— START Given passage —

The SWFs Are Coming!


The Iraq war has
probably killed the idea of using U.S. troops to
intervene in the name of Mr. Bush`s

"world democratic revolution."

The

Middle American revolt
that

killed amnesty
for the 12 million illegal aliens has

buried the idea
of

open-borders immigration
.

Come now the SWFs,
which may bring an end to America`s folly in her

unthinking embrace
of global free trade.

What are SWFs?
They are

Sovereign Wealth Funds
—huge capital funds controlled
by regimes that are the big new boys on the block in the

world of global finance.

How are SWFs
created? Primarily from the mammoth trade deficits
America has run up. In 2006, America had a merchandise
trade deficit of $836 billion and a current account
deficit of $857 billion, or 6.5 percent of our entire
Gross Domestic Product.

Foreign nations
have piled up huge cash reserves. China, at the end of
March, had $1.2 trillion; Japan nearly $900 billion;
Russia, with oil and gas revenue pouring in, something
like $300 billion. The Arab Gulf states also have huge
hoards of dollar reserves.

— END Given passage —

• Challenge A: List every dollar amount that appears in the text on sovereign wealth funds.
• Challenge B: Reproduce the rows from the line with "What elements are" to the line with "y-axis-label-left: 2971.34 (18, 759, 71, 775)", including both of those lines.
The rows that follow are unrelated to the text above.

— START Materials provided —

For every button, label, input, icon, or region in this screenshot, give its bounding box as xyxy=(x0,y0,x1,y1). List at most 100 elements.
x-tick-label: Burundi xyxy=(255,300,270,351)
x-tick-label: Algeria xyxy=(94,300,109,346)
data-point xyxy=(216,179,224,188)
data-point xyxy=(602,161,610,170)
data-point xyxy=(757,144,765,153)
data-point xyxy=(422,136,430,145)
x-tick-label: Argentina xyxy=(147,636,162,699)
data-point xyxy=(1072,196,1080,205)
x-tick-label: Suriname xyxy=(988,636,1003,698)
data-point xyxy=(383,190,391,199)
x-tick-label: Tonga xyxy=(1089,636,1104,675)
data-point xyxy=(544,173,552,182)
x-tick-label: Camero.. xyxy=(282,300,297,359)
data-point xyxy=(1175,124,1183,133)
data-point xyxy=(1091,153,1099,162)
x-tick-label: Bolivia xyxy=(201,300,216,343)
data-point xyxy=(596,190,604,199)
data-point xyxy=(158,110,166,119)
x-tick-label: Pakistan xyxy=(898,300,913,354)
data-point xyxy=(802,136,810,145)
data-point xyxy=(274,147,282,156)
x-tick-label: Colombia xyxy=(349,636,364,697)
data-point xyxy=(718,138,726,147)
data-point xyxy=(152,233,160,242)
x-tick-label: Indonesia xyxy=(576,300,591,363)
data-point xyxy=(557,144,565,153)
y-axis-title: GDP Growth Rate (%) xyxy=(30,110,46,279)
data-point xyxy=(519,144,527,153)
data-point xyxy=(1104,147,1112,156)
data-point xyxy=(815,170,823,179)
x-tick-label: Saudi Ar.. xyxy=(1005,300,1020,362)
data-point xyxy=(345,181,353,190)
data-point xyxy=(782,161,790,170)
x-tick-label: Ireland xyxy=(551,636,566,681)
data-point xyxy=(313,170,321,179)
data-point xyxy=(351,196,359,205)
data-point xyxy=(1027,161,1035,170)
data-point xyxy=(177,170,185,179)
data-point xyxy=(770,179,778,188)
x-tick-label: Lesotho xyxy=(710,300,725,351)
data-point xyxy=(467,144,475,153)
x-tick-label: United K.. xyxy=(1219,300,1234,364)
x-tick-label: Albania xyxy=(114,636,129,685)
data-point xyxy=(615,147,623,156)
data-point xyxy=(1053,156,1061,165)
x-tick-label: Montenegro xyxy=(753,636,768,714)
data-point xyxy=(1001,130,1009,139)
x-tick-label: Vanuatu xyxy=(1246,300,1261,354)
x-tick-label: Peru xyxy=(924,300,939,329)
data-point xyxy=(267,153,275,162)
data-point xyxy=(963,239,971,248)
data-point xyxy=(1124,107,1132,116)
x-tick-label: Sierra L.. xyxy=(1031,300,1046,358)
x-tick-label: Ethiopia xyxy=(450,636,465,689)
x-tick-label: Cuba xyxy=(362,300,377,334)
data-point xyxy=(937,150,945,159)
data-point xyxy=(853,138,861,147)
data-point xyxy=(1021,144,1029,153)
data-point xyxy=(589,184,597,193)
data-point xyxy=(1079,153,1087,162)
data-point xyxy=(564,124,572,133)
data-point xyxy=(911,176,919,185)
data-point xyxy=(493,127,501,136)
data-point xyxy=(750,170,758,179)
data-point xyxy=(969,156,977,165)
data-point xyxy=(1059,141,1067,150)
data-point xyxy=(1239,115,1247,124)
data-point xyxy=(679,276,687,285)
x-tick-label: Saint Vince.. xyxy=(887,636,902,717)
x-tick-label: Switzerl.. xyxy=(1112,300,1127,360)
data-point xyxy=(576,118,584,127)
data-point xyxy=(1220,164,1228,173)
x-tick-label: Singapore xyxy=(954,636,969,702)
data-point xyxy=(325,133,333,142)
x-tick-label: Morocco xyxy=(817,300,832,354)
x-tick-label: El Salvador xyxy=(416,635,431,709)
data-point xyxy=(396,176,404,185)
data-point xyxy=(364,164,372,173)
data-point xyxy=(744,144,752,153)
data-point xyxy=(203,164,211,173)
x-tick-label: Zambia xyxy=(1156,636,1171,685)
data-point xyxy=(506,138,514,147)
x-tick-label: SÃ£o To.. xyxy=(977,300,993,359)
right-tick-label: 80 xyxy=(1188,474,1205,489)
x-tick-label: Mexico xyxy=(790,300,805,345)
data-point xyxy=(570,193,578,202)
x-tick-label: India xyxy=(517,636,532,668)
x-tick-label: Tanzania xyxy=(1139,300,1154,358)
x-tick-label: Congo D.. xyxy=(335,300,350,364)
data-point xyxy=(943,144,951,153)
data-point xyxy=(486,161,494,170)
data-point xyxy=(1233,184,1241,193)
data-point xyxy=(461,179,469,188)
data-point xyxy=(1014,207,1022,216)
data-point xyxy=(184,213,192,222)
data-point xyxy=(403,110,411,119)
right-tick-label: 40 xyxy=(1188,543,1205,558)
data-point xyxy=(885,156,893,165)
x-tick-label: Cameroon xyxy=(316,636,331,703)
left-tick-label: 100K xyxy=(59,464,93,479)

— END Materials provided —
— START Materials provided —

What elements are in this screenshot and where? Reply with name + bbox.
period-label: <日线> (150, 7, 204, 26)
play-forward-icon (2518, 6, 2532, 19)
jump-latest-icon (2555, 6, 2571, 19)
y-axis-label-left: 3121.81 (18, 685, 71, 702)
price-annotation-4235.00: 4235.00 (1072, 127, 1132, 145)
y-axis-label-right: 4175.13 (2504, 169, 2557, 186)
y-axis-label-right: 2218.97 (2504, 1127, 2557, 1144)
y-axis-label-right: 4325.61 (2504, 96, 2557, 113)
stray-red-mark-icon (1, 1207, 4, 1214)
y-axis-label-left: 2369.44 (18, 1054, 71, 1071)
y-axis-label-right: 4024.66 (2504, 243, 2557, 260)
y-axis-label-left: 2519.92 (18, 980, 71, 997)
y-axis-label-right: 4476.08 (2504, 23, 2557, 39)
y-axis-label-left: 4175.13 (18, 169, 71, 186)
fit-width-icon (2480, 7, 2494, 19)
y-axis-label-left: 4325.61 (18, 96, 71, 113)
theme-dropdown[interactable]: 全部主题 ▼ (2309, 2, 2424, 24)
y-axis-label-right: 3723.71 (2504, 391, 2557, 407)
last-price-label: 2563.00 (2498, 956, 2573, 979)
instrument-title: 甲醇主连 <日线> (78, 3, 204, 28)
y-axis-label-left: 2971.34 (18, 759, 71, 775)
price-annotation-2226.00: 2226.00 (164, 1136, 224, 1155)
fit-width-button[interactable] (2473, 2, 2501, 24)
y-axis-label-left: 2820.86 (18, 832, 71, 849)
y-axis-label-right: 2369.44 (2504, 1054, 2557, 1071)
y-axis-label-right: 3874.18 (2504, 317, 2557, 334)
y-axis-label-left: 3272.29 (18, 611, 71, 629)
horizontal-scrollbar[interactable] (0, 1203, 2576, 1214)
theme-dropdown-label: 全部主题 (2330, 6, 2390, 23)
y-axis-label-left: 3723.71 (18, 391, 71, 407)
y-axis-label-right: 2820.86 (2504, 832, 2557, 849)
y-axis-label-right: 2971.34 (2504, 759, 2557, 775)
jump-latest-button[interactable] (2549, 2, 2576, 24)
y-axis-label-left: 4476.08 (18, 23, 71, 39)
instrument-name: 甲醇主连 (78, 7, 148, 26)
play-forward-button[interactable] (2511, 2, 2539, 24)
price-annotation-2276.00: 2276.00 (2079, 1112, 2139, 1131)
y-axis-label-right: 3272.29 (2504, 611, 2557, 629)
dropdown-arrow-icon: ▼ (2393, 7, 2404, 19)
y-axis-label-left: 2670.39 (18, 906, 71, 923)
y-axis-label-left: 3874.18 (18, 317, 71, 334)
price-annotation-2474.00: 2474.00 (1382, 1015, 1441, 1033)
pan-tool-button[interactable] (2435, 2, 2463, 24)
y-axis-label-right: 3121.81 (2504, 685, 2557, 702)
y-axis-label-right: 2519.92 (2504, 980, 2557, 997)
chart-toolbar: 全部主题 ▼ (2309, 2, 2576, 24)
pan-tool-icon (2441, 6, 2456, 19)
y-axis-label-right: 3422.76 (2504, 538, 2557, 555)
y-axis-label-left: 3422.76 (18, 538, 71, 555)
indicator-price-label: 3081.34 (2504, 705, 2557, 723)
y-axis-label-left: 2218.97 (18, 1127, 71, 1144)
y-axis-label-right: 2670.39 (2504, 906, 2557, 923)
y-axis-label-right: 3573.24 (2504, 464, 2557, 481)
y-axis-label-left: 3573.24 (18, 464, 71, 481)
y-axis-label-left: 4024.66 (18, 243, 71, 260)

— END Materials provided —

• Response A: $836 billion, $857 billion, $1.2 trillion, $900 billion, $300 billion

• Response B:
What elements are in this screenshot and where? Reply with name + bbox.
period-label: <日线> (150, 7, 204, 26)
play-forward-icon (2518, 6, 2532, 19)
jump-latest-icon (2555, 6, 2571, 19)
y-axis-label-left: 3121.81 (18, 685, 71, 702)
price-annotation-4235.00: 4235.00 (1072, 127, 1132, 145)
y-axis-label-right: 4175.13 (2504, 169, 2557, 186)
y-axis-label-right: 2218.97 (2504, 1127, 2557, 1144)
y-axis-label-right: 4325.61 (2504, 96, 2557, 113)
stray-red-mark-icon (1, 1207, 4, 1214)
y-axis-label-left: 2369.44 (18, 1054, 71, 1071)
y-axis-label-right: 4024.66 (2504, 243, 2557, 260)
y-axis-label-left: 2519.92 (18, 980, 71, 997)
y-axis-label-right: 4476.08 (2504, 23, 2557, 39)
y-axis-label-left: 4175.13 (18, 169, 71, 186)
fit-width-icon (2480, 7, 2494, 19)
y-axis-label-left: 4325.61 (18, 96, 71, 113)
theme-dropdown[interactable]: 全部主题 ▼ (2309, 2, 2424, 24)
y-axis-label-right: 3723.71 (2504, 391, 2557, 407)
last-price-label: 2563.00 (2498, 956, 2573, 979)
instrument-title: 甲醇主连 <日线> (78, 3, 204, 28)
y-axis-label-left: 2971.34 (18, 759, 71, 775)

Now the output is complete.